* Data provided

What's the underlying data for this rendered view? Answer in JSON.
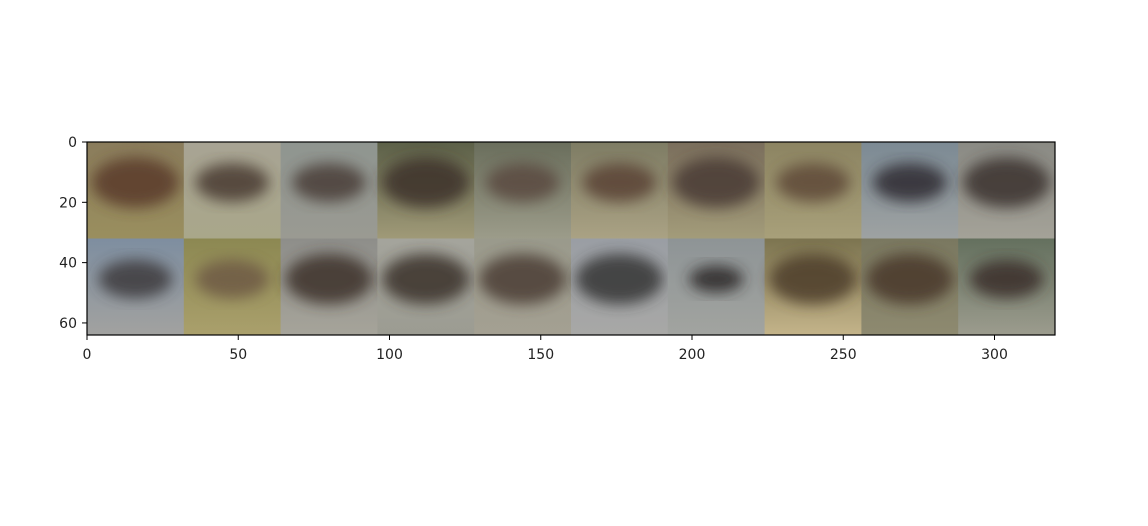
{
  "chart_data": {
    "type": "image",
    "title": "",
    "xlabel": "",
    "ylabel": "",
    "xlim": [
      0,
      320
    ],
    "ylim": [
      64,
      0
    ],
    "x_ticks": [
      0,
      50,
      100,
      150,
      200,
      250,
      300
    ],
    "y_ticks": [
      0,
      20,
      40,
      60
    ],
    "x_tick_labels": [
      "0",
      "50",
      "100",
      "150",
      "200",
      "250",
      "300"
    ],
    "y_tick_labels": [
      "0",
      "20",
      "40",
      "60"
    ],
    "grid": false,
    "tile_size": 32,
    "rows": 2,
    "cols": 10,
    "tiles": [
      {
        "row": 0,
        "col": 0,
        "bg_top": "#8a7c5c",
        "bg_bottom": "#9a8f5e",
        "blob": "#5a3a2c",
        "blob_size": "large"
      },
      {
        "row": 0,
        "col": 1,
        "bg_top": "#a8a494",
        "bg_bottom": "#a9a78a",
        "blob": "#4a3a32",
        "blob_size": "medium"
      },
      {
        "row": 0,
        "col": 2,
        "bg_top": "#8f9590",
        "bg_bottom": "#9a9a92",
        "blob": "#4a3c38",
        "blob_size": "medium"
      },
      {
        "row": 0,
        "col": 3,
        "bg_top": "#5c6048",
        "bg_bottom": "#a09a78",
        "blob": "#3e302a",
        "blob_size": "large"
      },
      {
        "row": 0,
        "col": 4,
        "bg_top": "#6a6e5c",
        "bg_bottom": "#9c9c8a",
        "blob": "#5a4a40",
        "blob_size": "medium"
      },
      {
        "row": 0,
        "col": 5,
        "bg_top": "#7e7c64",
        "bg_bottom": "#aaa284",
        "blob": "#5a4236",
        "blob_size": "medium"
      },
      {
        "row": 0,
        "col": 6,
        "bg_top": "#7a6e5c",
        "bg_bottom": "#a39c7a",
        "blob": "#4a3a34",
        "blob_size": "large"
      },
      {
        "row": 0,
        "col": 7,
        "bg_top": "#8c8462",
        "bg_bottom": "#a8a07a",
        "blob": "#5e4838",
        "blob_size": "medium"
      },
      {
        "row": 0,
        "col": 8,
        "bg_top": "#7c8a94",
        "bg_bottom": "#9ea2a2",
        "blob": "#2e2c30",
        "blob_size": "medium"
      },
      {
        "row": 0,
        "col": 9,
        "bg_top": "#8a8a84",
        "bg_bottom": "#a4a298",
        "blob": "#3a302e",
        "blob_size": "large"
      },
      {
        "row": 1,
        "col": 0,
        "bg_top": "#7e8ea0",
        "bg_bottom": "#a2a2a0",
        "blob": "#3c3a3e",
        "blob_size": "medium"
      },
      {
        "row": 1,
        "col": 1,
        "bg_top": "#8c8852",
        "bg_bottom": "#aaa06c",
        "blob": "#6e5a44",
        "blob_size": "medium"
      },
      {
        "row": 1,
        "col": 2,
        "bg_top": "#8e8e8a",
        "bg_bottom": "#a6a49a",
        "blob": "#3c302c",
        "blob_size": "large"
      },
      {
        "row": 1,
        "col": 3,
        "bg_top": "#a4a49c",
        "bg_bottom": "#9c9c92",
        "blob": "#3a302c",
        "blob_size": "large"
      },
      {
        "row": 1,
        "col": 4,
        "bg_top": "#9a9a8c",
        "bg_bottom": "#a4a092",
        "blob": "#4c3e34",
        "blob_size": "large"
      },
      {
        "row": 1,
        "col": 5,
        "bg_top": "#9a9ea4",
        "bg_bottom": "#a8a8a6",
        "blob": "#363436",
        "blob_size": "large"
      },
      {
        "row": 1,
        "col": 6,
        "bg_top": "#8e9496",
        "bg_bottom": "#a2a4a0",
        "blob": "#2c2826",
        "blob_size": "small"
      },
      {
        "row": 1,
        "col": 7,
        "bg_top": "#7c7450",
        "bg_bottom": "#c4b48a",
        "blob": "#4e3c2c",
        "blob_size": "large"
      },
      {
        "row": 1,
        "col": 8,
        "bg_top": "#7a7860",
        "bg_bottom": "#8e8a70",
        "blob": "#48382c",
        "blob_size": "large"
      },
      {
        "row": 1,
        "col": 9,
        "bg_top": "#64705e",
        "bg_bottom": "#9c9c8e",
        "blob": "#3a2e2a",
        "blob_size": "medium"
      }
    ],
    "colors": {
      "axis": "#000000",
      "tick_text": "#222222",
      "background": "#ffffff"
    }
  }
}
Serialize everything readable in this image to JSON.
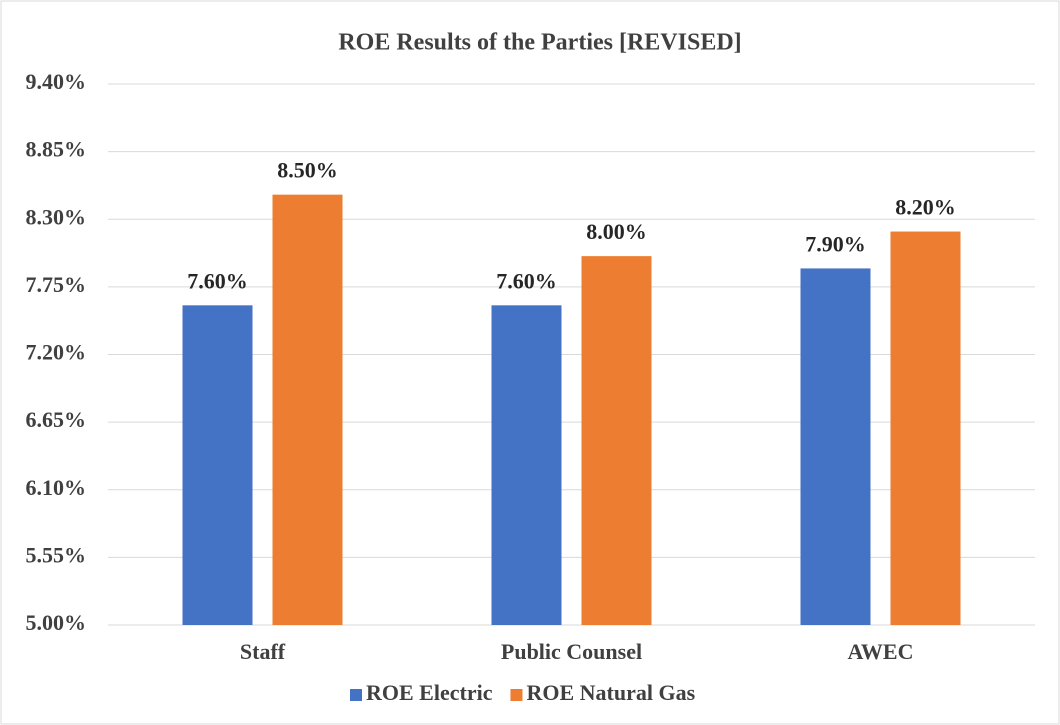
{
  "chart_data": {
    "type": "bar",
    "title": "ROE Results of the Parties [REVISED]",
    "categories": [
      "Staff",
      "Public Counsel",
      "AWEC"
    ],
    "series": [
      {
        "name": "ROE Electric",
        "color": "#4472c4",
        "values": [
          7.6,
          7.6,
          7.9
        ],
        "value_labels": [
          "7.60%",
          "7.60%",
          "7.90%"
        ]
      },
      {
        "name": "ROE Natural Gas",
        "color": "#ed7d31",
        "values": [
          8.5,
          8.0,
          8.2
        ],
        "value_labels": [
          "8.50%",
          "8.00%",
          "8.20%"
        ]
      }
    ],
    "ylim": [
      5,
      9.4
    ],
    "yticks": [
      {
        "value": 5,
        "label": "5.00%"
      },
      {
        "value": 5.55,
        "label": "5.55%"
      },
      {
        "value": 6.1,
        "label": "6.10%"
      },
      {
        "value": 6.65,
        "label": "6.65%"
      },
      {
        "value": 7.2,
        "label": "7.20%"
      },
      {
        "value": 7.75,
        "label": "7.75%"
      },
      {
        "value": 8.3,
        "label": "8.30%"
      },
      {
        "value": 8.85,
        "label": "8.85%"
      },
      {
        "value": 9.4,
        "label": "9.40%"
      }
    ],
    "grid": true,
    "legend": "bottom"
  }
}
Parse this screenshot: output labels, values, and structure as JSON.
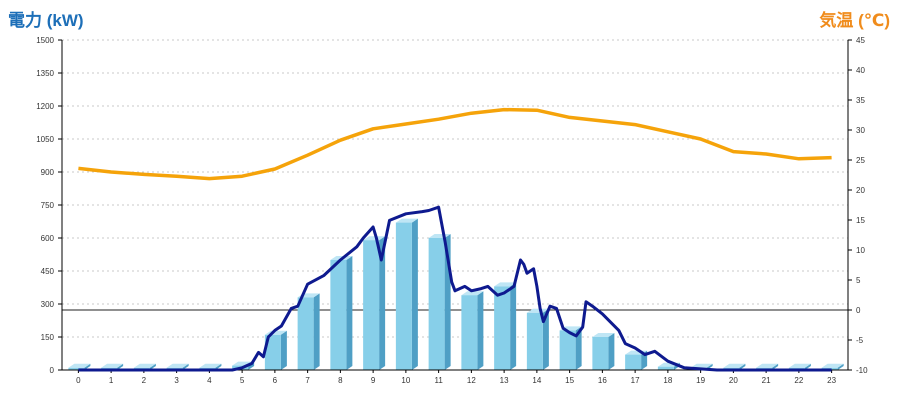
{
  "chart_data": {
    "type": "bar",
    "title_left": "電力 (kW)",
    "title_right": "気温 (℃)",
    "colors": {
      "title_left": "#1d6fb8",
      "title_right": "#f08c1c",
      "bar": "#87cfe9",
      "bar_side": "#4f9fc5",
      "bar_top": "#bfe6f5",
      "line_power": "#0e1a8f",
      "line_temp": "#f5a30a",
      "grid": "#c8c8c8",
      "axis": "#000000"
    },
    "grid": true,
    "x": [
      "0",
      "1",
      "2",
      "3",
      "4",
      "5",
      "6",
      "7",
      "8",
      "9",
      "10",
      "11",
      "12",
      "13",
      "14",
      "15",
      "16",
      "17",
      "18",
      "19",
      "20",
      "21",
      "22",
      "23"
    ],
    "y_left": {
      "ylim": [
        0,
        1500
      ],
      "ticks": [
        "0",
        "150",
        "300",
        "450",
        "600",
        "750",
        "900",
        "1050",
        "1200",
        "1350",
        "1500"
      ]
    },
    "y_right": {
      "ylim": [
        -10,
        45
      ],
      "ticks": [
        "-10",
        "-5",
        "0",
        "5",
        "10",
        "15",
        "20",
        "25",
        "30",
        "35",
        "40",
        "45"
      ]
    },
    "series": [
      {
        "kind": "bar",
        "axis": "left",
        "values": [
          10,
          10,
          10,
          10,
          10,
          20,
          160,
          330,
          500,
          590,
          670,
          600,
          340,
          380,
          260,
          180,
          150,
          70,
          15,
          10,
          10,
          10,
          10,
          10
        ]
      },
      {
        "kind": "line",
        "axis": "left",
        "points": [
          [
            0,
            0
          ],
          [
            1,
            0
          ],
          [
            2,
            0
          ],
          [
            3,
            0
          ],
          [
            4,
            0
          ],
          [
            4.7,
            0
          ],
          [
            5,
            10
          ],
          [
            5.3,
            30
          ],
          [
            5.5,
            80
          ],
          [
            5.65,
            60
          ],
          [
            5.8,
            150
          ],
          [
            6,
            180
          ],
          [
            6.2,
            200
          ],
          [
            6.5,
            280
          ],
          [
            6.7,
            290
          ],
          [
            7,
            390
          ],
          [
            7.5,
            430
          ],
          [
            8,
            500
          ],
          [
            8.5,
            560
          ],
          [
            8.7,
            600
          ],
          [
            9,
            650
          ],
          [
            9.1,
            600
          ],
          [
            9.25,
            500
          ],
          [
            9.5,
            680
          ],
          [
            10,
            710
          ],
          [
            10.5,
            720
          ],
          [
            10.7,
            725
          ],
          [
            11,
            740
          ],
          [
            11.2,
            580
          ],
          [
            11.4,
            400
          ],
          [
            11.5,
            360
          ],
          [
            11.8,
            380
          ],
          [
            12,
            360
          ],
          [
            12.3,
            370
          ],
          [
            12.5,
            380
          ],
          [
            12.8,
            340
          ],
          [
            13,
            350
          ],
          [
            13.3,
            380
          ],
          [
            13.5,
            500
          ],
          [
            13.6,
            480
          ],
          [
            13.7,
            440
          ],
          [
            13.9,
            460
          ],
          [
            14,
            380
          ],
          [
            14.1,
            280
          ],
          [
            14.2,
            220
          ],
          [
            14.4,
            290
          ],
          [
            14.6,
            280
          ],
          [
            14.8,
            190
          ],
          [
            15,
            170
          ],
          [
            15.2,
            155
          ],
          [
            15.4,
            195
          ],
          [
            15.5,
            310
          ],
          [
            15.7,
            290
          ],
          [
            16,
            255
          ],
          [
            16.3,
            210
          ],
          [
            16.5,
            180
          ],
          [
            16.7,
            120
          ],
          [
            17,
            100
          ],
          [
            17.3,
            70
          ],
          [
            17.6,
            85
          ],
          [
            18,
            40
          ],
          [
            18.5,
            10
          ],
          [
            19,
            5
          ],
          [
            19.5,
            0
          ],
          [
            20,
            0
          ],
          [
            21,
            0
          ],
          [
            22,
            0
          ],
          [
            23,
            0
          ]
        ]
      },
      {
        "kind": "line",
        "axis": "right",
        "points": [
          [
            0,
            23.6
          ],
          [
            1,
            23.0
          ],
          [
            2,
            22.6
          ],
          [
            3,
            22.3
          ],
          [
            4,
            21.9
          ],
          [
            5,
            22.3
          ],
          [
            6,
            23.5
          ],
          [
            7,
            25.8
          ],
          [
            8,
            28.3
          ],
          [
            9,
            30.2
          ],
          [
            10,
            31.0
          ],
          [
            11,
            31.8
          ],
          [
            12,
            32.8
          ],
          [
            13,
            33.4
          ],
          [
            14,
            33.3
          ],
          [
            15,
            32.1
          ],
          [
            16,
            31.5
          ],
          [
            17,
            30.9
          ],
          [
            18,
            29.7
          ],
          [
            19,
            28.5
          ],
          [
            20,
            26.4
          ],
          [
            21,
            26.0
          ],
          [
            22,
            25.2
          ],
          [
            23,
            25.4
          ]
        ]
      }
    ]
  }
}
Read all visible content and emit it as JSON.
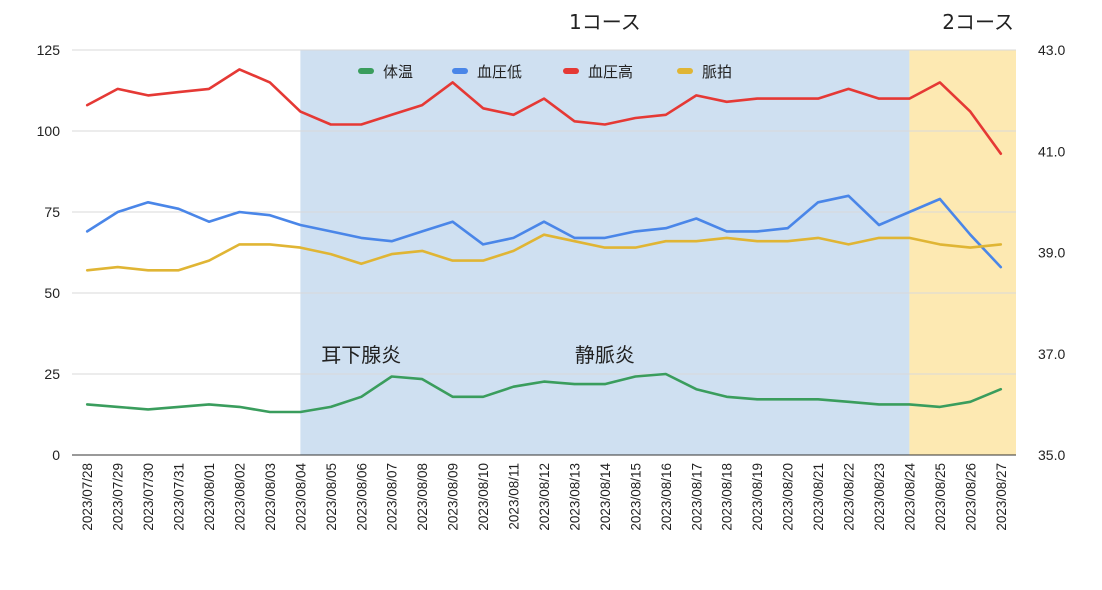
{
  "chart_data": {
    "type": "line",
    "categories": [
      "2023/07/28",
      "2023/07/29",
      "2023/07/30",
      "2023/07/31",
      "2023/08/01",
      "2023/08/02",
      "2023/08/03",
      "2023/08/04",
      "2023/08/05",
      "2023/08/06",
      "2023/08/07",
      "2023/08/08",
      "2023/08/09",
      "2023/08/10",
      "2023/08/11",
      "2023/08/12",
      "2023/08/13",
      "2023/08/14",
      "2023/08/15",
      "2023/08/16",
      "2023/08/17",
      "2023/08/18",
      "2023/08/19",
      "2023/08/20",
      "2023/08/21",
      "2023/08/22",
      "2023/08/23",
      "2023/08/24",
      "2023/08/25",
      "2023/08/26",
      "2023/08/27"
    ],
    "series": [
      {
        "name": "体温",
        "color": "#3a9d5d",
        "axis": "right",
        "values": [
          36.0,
          35.95,
          35.9,
          35.95,
          36.0,
          35.95,
          35.85,
          35.85,
          35.95,
          36.15,
          36.55,
          36.5,
          36.15,
          36.15,
          36.35,
          36.45,
          36.4,
          36.4,
          36.55,
          36.6,
          36.3,
          36.15,
          36.1,
          36.1,
          36.1,
          36.05,
          36.0,
          36.0,
          35.95,
          36.05,
          36.3
        ]
      },
      {
        "name": "血圧低",
        "color": "#4a86e8",
        "axis": "left",
        "values": [
          69,
          75,
          78,
          76,
          72,
          75,
          74,
          71,
          69,
          67,
          66,
          69,
          72,
          65,
          67,
          72,
          67,
          67,
          69,
          70,
          73,
          69,
          69,
          70,
          78,
          80,
          71,
          75,
          79,
          68,
          58
        ]
      },
      {
        "name": "血圧高",
        "color": "#e53935",
        "axis": "left",
        "values": [
          108,
          113,
          111,
          112,
          113,
          119,
          115,
          106,
          102,
          102,
          105,
          108,
          115,
          107,
          105,
          110,
          103,
          102,
          104,
          105,
          111,
          109,
          110,
          110,
          110,
          113,
          110,
          110,
          115,
          106,
          93
        ]
      },
      {
        "name": "脈拍",
        "color": "#e0b534",
        "axis": "left",
        "values": [
          57,
          58,
          57,
          57,
          60,
          65,
          65,
          64,
          62,
          59,
          62,
          63,
          60,
          60,
          63,
          68,
          66,
          64,
          64,
          66,
          66,
          67,
          66,
          66,
          67,
          65,
          67,
          67,
          65,
          64,
          65
        ]
      }
    ],
    "left_axis": {
      "ticks": [
        0,
        25,
        50,
        75,
        100,
        125
      ],
      "range": [
        0,
        125
      ]
    },
    "right_axis": {
      "ticks": [
        "35.0",
        "37.0",
        "39.0",
        "41.0",
        "43.0"
      ],
      "range": [
        35,
        43
      ]
    },
    "grid": true,
    "legend_position": "top-center",
    "bands": [
      {
        "label": "1コース",
        "start": "2023/08/04",
        "end": "2023/08/24",
        "color": "#cfe0f1"
      },
      {
        "label": "2コース",
        "start": "2023/08/24",
        "end": "2023/08/27",
        "color": "#fde9b2"
      }
    ],
    "annotations": [
      {
        "text": "耳下腺炎",
        "at": "2023/08/06"
      },
      {
        "text": "静脈炎",
        "at": "2023/08/14"
      }
    ]
  }
}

* Prompt
Of the lines in the material, how many hold the word "image"? Reply with the number only.

* Task result
2